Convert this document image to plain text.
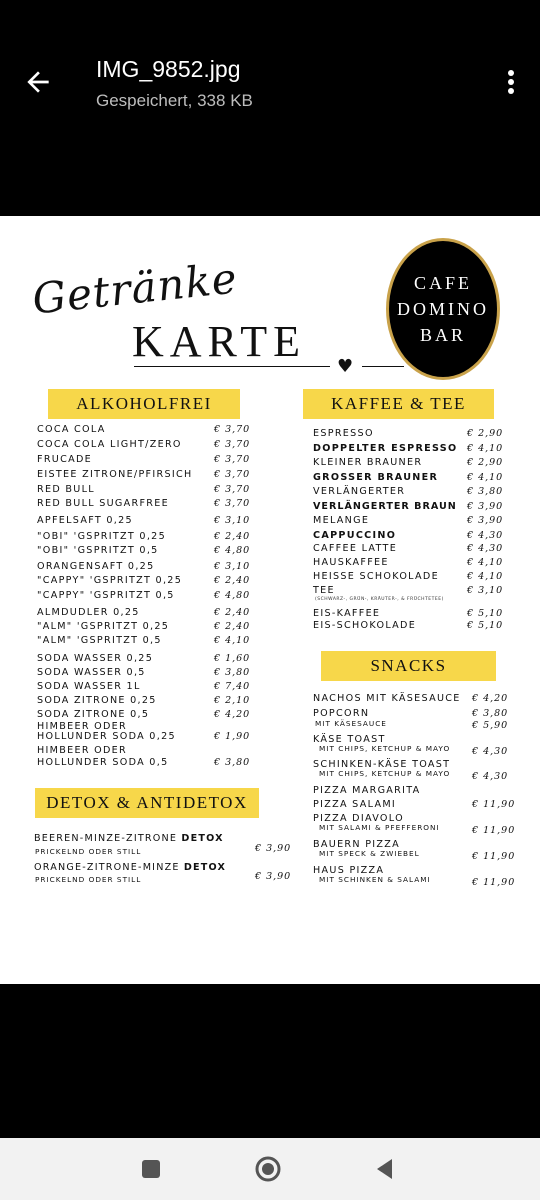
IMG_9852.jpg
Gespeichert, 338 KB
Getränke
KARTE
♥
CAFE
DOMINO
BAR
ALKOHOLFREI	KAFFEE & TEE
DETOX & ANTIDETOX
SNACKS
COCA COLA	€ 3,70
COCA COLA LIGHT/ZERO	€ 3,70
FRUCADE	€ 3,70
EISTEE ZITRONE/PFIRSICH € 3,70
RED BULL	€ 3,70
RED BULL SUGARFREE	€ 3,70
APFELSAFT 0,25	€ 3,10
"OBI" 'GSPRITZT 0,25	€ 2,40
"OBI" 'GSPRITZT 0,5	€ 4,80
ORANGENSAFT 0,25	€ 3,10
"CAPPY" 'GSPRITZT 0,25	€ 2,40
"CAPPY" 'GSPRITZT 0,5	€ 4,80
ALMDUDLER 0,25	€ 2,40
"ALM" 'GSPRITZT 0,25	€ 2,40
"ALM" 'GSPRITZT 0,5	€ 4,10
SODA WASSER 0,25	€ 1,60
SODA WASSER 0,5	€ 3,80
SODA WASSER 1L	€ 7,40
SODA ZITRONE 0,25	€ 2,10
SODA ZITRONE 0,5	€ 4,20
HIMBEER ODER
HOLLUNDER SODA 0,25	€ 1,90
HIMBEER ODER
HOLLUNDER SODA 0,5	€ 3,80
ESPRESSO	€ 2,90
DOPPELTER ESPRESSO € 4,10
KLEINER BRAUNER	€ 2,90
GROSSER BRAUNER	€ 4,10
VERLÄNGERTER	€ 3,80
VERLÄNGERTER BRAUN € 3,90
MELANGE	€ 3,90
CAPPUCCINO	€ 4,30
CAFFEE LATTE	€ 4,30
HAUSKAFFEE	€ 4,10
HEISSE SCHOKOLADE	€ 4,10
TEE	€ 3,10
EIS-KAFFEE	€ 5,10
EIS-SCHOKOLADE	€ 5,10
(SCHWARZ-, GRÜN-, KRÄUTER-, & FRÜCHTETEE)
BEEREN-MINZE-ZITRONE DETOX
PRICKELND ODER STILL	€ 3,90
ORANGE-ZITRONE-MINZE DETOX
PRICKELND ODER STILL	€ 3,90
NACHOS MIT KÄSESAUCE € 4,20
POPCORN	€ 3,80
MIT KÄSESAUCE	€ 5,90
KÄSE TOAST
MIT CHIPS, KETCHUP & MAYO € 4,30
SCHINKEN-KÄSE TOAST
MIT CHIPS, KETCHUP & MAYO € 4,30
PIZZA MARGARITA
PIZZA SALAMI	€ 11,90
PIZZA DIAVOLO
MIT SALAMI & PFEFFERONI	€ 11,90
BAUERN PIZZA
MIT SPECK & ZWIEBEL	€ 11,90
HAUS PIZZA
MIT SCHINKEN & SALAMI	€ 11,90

...

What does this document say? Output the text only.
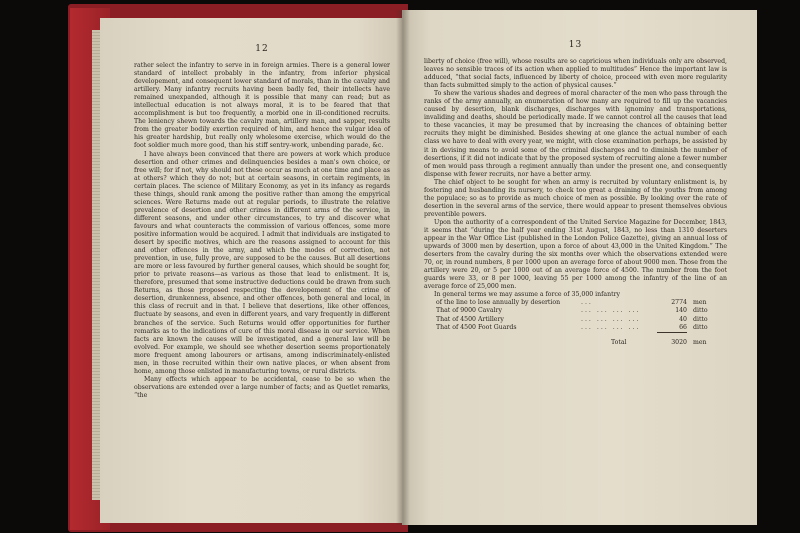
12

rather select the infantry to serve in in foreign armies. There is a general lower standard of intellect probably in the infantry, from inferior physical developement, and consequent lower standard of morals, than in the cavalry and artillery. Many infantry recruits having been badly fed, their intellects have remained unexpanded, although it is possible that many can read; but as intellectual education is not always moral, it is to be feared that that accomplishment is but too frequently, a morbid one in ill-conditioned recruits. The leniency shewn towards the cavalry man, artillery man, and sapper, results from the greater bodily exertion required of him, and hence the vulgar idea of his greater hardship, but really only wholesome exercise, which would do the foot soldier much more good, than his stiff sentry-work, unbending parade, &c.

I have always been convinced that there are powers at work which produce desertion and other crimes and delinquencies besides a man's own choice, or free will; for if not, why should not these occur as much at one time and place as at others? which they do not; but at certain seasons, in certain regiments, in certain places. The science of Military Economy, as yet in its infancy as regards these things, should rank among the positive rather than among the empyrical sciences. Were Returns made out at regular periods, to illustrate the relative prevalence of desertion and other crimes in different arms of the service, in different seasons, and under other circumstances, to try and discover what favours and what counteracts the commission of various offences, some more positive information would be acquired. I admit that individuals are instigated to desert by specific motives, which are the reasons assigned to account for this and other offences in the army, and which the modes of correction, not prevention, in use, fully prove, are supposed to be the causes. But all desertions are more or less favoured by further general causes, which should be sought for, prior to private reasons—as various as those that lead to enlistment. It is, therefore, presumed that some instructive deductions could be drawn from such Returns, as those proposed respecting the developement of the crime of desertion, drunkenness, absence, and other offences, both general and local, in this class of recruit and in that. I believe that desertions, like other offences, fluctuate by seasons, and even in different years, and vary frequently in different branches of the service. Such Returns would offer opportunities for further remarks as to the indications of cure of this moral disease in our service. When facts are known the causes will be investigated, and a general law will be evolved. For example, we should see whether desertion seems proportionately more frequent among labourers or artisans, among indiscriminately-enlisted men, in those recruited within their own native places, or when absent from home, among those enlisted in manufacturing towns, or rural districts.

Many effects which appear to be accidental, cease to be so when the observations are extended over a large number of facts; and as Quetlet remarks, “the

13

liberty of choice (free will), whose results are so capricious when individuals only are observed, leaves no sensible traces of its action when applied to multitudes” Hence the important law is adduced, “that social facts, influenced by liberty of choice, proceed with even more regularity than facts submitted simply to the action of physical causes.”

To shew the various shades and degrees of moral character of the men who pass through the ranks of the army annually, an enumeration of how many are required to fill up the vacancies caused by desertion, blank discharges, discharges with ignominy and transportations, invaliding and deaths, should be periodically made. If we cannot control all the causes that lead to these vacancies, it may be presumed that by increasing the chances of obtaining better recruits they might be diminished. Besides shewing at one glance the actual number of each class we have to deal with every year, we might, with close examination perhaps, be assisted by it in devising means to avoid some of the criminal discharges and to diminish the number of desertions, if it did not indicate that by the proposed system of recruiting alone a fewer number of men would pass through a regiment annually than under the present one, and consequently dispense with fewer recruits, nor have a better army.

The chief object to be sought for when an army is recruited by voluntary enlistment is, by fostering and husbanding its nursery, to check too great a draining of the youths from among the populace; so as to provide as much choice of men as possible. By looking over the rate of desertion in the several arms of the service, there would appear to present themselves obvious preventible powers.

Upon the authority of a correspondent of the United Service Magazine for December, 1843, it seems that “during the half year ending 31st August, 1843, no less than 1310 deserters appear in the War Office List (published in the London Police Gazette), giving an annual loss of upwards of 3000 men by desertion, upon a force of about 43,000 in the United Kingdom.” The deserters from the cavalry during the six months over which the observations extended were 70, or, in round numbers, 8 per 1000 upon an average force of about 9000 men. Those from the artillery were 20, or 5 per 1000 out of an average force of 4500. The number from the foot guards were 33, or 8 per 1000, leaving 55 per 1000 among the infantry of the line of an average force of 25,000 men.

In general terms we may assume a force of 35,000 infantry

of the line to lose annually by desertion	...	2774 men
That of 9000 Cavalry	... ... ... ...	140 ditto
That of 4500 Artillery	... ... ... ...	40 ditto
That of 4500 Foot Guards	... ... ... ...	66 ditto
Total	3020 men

**Problem to solve:** Search the data for "ESPRESSO". Copy every line that has it.

**Answer to this task:**
ESPRESSO	€ 2,90
DOPPELTER ESPRESSO € 4,10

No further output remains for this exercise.